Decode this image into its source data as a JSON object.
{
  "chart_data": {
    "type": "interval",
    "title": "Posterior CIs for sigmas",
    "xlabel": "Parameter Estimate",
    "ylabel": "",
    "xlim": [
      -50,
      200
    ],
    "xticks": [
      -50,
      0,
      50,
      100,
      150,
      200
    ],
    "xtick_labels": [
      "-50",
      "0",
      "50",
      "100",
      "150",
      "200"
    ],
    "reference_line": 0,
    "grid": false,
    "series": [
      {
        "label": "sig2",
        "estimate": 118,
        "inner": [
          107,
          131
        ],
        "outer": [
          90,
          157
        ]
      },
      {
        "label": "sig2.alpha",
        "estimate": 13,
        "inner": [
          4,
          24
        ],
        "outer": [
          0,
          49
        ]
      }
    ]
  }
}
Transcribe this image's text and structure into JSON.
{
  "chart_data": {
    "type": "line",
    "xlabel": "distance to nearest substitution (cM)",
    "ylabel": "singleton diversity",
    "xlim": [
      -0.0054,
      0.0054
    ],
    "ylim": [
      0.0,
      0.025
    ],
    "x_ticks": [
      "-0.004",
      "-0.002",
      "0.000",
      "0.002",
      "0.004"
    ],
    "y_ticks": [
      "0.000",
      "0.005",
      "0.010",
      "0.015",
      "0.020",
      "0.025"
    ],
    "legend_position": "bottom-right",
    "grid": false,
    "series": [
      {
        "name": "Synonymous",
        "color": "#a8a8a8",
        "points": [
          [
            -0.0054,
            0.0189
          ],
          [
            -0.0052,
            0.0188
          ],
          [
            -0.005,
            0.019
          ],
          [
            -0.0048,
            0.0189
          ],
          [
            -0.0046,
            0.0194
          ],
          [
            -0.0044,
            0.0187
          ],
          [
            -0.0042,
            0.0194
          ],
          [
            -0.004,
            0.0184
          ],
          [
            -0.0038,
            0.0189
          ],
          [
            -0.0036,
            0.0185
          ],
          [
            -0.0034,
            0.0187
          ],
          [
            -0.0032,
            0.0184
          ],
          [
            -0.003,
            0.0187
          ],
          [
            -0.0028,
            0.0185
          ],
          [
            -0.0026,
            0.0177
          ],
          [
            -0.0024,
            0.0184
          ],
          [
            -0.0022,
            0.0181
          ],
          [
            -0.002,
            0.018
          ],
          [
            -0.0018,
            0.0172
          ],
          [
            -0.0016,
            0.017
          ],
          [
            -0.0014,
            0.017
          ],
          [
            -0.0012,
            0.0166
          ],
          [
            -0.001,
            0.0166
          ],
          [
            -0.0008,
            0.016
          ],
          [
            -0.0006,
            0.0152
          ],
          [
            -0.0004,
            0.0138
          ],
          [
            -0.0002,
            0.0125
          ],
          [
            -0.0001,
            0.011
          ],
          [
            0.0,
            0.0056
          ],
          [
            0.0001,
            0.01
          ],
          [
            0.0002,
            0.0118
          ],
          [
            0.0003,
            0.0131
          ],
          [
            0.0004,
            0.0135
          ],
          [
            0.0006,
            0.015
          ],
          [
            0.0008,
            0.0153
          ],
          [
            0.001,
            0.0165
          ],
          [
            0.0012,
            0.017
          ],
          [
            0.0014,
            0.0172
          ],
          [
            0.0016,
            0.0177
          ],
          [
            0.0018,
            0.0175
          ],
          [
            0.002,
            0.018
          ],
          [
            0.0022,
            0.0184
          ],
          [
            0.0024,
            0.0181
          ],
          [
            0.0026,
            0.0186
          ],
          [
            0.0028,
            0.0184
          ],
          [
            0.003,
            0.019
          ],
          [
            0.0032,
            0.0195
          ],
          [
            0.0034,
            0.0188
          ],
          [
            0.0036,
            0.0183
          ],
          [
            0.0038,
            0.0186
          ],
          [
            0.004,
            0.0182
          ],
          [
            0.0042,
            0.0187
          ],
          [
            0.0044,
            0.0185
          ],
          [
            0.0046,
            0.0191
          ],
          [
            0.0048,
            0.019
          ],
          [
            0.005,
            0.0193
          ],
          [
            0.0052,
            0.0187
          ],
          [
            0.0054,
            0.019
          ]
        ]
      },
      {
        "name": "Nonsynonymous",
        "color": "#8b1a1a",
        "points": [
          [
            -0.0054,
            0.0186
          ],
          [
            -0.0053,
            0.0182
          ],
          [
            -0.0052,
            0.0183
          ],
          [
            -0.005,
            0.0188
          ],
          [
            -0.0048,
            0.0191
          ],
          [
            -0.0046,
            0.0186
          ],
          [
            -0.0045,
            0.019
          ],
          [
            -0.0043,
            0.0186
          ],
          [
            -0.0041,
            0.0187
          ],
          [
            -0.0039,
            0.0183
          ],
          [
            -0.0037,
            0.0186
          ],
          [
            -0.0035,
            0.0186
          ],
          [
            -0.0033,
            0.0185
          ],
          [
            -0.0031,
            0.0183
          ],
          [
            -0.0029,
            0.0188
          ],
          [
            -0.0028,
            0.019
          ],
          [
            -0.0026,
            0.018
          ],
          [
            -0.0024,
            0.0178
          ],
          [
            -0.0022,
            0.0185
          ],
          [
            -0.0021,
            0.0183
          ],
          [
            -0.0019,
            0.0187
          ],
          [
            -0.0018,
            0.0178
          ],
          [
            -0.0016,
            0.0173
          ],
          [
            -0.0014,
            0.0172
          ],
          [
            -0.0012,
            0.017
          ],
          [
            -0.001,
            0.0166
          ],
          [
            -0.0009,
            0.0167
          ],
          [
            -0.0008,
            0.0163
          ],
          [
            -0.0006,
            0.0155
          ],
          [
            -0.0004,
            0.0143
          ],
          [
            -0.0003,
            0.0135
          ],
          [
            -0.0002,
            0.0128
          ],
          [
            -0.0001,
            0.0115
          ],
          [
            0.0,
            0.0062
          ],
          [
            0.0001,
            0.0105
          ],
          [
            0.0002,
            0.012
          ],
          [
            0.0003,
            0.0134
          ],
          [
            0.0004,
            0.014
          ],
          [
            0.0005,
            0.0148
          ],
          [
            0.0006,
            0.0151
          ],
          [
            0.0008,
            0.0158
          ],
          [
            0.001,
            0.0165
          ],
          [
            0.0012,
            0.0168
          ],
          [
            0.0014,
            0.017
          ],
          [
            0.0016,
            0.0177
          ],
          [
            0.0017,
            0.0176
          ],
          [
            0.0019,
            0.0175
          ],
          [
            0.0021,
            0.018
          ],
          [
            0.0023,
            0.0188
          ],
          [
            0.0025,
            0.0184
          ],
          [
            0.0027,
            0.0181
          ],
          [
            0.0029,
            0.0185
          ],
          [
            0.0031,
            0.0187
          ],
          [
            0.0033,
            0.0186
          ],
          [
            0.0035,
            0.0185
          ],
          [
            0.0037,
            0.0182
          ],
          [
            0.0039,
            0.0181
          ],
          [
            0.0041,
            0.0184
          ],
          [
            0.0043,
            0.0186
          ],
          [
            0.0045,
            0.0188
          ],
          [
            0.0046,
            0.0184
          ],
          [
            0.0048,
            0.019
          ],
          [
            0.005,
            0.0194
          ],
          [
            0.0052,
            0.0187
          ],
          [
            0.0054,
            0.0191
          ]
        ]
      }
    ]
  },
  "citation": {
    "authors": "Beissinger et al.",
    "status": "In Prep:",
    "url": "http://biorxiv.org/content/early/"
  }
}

------------------------------------------------

Where does the word "ylabel" appear? Return each line that holds it.

    "ylabel": "",
    "ylabel": "singleton diversity",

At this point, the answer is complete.